* Task input:
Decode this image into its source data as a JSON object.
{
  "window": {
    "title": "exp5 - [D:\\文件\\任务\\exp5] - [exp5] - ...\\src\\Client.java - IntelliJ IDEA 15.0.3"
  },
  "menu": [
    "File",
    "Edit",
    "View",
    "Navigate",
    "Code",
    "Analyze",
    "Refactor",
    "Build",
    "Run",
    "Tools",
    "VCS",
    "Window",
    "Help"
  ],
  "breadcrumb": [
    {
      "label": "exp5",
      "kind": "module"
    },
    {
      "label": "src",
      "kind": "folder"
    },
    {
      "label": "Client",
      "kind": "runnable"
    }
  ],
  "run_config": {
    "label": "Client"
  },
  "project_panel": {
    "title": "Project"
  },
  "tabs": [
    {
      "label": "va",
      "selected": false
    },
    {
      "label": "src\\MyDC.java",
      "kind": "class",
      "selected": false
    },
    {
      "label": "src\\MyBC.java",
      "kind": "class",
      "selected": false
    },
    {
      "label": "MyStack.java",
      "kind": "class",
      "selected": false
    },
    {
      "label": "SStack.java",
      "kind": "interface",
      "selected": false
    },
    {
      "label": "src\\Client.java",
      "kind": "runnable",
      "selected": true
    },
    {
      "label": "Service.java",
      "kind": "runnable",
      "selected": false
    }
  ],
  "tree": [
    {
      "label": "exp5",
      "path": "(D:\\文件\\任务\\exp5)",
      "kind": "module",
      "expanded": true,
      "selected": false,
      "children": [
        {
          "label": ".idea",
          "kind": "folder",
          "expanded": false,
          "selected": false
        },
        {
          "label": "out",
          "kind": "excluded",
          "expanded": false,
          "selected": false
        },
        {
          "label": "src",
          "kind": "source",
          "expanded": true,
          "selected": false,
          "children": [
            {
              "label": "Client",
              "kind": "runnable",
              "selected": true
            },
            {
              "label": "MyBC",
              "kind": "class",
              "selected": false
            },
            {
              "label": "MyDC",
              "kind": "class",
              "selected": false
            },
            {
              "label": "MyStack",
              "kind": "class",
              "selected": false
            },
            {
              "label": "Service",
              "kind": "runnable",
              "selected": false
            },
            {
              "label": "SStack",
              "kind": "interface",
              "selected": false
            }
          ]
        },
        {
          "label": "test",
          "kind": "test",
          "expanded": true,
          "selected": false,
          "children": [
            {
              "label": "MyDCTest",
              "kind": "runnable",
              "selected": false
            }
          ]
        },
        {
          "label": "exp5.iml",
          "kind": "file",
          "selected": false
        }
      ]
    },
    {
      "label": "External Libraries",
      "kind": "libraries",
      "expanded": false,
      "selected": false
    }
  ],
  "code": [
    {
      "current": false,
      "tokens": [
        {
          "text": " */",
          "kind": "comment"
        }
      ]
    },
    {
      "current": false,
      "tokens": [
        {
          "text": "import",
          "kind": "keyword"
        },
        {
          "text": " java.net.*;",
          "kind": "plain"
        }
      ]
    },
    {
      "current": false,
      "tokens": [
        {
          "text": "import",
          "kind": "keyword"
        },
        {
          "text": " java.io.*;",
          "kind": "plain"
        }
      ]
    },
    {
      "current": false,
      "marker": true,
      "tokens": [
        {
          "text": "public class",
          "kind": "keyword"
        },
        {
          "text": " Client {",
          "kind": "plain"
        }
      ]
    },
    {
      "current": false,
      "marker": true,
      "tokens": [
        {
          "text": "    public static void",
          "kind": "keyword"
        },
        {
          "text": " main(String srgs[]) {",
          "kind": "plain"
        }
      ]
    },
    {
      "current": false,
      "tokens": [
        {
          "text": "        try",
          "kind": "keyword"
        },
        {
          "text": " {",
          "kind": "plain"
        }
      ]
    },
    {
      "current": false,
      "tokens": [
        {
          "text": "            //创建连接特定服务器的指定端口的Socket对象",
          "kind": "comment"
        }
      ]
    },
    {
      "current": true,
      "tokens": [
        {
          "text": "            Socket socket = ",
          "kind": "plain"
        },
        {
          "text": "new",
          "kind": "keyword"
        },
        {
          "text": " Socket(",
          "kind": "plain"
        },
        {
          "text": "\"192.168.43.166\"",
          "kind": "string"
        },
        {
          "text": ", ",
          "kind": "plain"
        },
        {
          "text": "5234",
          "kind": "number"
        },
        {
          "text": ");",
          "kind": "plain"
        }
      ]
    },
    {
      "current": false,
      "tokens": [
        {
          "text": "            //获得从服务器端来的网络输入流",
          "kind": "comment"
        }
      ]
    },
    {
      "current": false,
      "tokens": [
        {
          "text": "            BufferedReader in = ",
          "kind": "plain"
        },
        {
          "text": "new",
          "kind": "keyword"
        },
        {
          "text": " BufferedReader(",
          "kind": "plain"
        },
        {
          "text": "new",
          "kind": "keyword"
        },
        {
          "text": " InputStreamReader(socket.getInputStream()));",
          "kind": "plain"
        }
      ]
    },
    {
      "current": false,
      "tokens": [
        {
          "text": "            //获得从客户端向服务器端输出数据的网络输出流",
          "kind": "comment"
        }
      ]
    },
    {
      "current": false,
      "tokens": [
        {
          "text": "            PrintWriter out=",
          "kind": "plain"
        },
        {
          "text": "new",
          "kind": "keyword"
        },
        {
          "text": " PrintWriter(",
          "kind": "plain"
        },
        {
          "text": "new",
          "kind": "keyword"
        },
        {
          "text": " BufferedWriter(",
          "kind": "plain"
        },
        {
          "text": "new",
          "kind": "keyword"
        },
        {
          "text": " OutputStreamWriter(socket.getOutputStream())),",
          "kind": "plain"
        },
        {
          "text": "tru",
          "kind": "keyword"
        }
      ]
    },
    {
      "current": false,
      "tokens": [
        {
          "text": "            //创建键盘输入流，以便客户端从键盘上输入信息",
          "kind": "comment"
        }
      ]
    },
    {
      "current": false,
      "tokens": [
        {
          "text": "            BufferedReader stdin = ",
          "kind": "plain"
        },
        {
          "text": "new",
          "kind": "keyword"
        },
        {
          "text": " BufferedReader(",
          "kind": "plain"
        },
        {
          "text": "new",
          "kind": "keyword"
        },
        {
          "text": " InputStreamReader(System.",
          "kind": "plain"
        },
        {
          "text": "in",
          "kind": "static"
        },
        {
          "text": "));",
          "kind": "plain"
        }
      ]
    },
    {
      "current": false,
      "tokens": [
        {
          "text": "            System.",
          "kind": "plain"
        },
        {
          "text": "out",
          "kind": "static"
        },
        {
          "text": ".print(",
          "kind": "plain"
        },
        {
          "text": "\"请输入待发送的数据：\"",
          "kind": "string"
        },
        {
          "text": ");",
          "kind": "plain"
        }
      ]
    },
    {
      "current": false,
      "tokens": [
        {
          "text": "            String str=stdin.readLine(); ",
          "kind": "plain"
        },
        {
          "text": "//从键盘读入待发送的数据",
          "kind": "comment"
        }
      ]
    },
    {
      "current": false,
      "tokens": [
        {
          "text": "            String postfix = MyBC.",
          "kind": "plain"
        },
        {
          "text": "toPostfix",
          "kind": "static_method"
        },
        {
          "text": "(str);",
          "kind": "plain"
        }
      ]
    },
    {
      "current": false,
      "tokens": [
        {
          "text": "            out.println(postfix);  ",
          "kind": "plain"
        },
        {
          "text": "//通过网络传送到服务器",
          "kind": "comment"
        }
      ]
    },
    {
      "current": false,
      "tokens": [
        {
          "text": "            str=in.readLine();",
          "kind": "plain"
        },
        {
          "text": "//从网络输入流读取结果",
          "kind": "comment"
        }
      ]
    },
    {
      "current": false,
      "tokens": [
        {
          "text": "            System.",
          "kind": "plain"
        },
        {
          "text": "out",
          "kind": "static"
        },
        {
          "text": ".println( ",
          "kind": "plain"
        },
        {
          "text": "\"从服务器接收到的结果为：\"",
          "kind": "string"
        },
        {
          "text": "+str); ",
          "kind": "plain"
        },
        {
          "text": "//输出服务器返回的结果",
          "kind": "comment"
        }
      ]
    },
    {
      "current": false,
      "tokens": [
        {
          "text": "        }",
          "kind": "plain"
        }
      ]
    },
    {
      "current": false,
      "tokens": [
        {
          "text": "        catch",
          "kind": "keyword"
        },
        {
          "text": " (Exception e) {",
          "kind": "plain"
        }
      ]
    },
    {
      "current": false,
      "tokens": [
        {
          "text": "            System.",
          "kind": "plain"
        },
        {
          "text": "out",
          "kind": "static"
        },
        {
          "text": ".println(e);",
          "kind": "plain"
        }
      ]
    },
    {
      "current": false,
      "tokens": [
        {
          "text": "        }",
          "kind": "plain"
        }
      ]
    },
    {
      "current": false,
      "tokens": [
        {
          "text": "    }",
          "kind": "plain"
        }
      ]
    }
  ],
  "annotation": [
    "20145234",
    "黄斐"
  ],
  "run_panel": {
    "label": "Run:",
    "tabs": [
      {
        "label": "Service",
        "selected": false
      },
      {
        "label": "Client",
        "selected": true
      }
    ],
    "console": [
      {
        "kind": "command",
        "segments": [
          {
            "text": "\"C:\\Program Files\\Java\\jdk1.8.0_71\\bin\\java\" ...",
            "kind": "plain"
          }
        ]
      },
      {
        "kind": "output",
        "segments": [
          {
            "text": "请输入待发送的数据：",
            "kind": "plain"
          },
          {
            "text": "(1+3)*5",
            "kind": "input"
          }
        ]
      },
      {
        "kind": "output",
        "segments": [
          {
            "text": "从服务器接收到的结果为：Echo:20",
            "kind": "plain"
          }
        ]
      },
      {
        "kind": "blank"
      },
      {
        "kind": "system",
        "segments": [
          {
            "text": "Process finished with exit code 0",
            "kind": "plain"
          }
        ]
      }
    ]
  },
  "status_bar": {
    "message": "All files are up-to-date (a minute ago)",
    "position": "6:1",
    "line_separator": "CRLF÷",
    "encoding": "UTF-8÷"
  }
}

* Work to complete: Tally up the lines in the records containing the word "从服务器接收到的结果为", then give the count and nothing else.

* Written answer: 2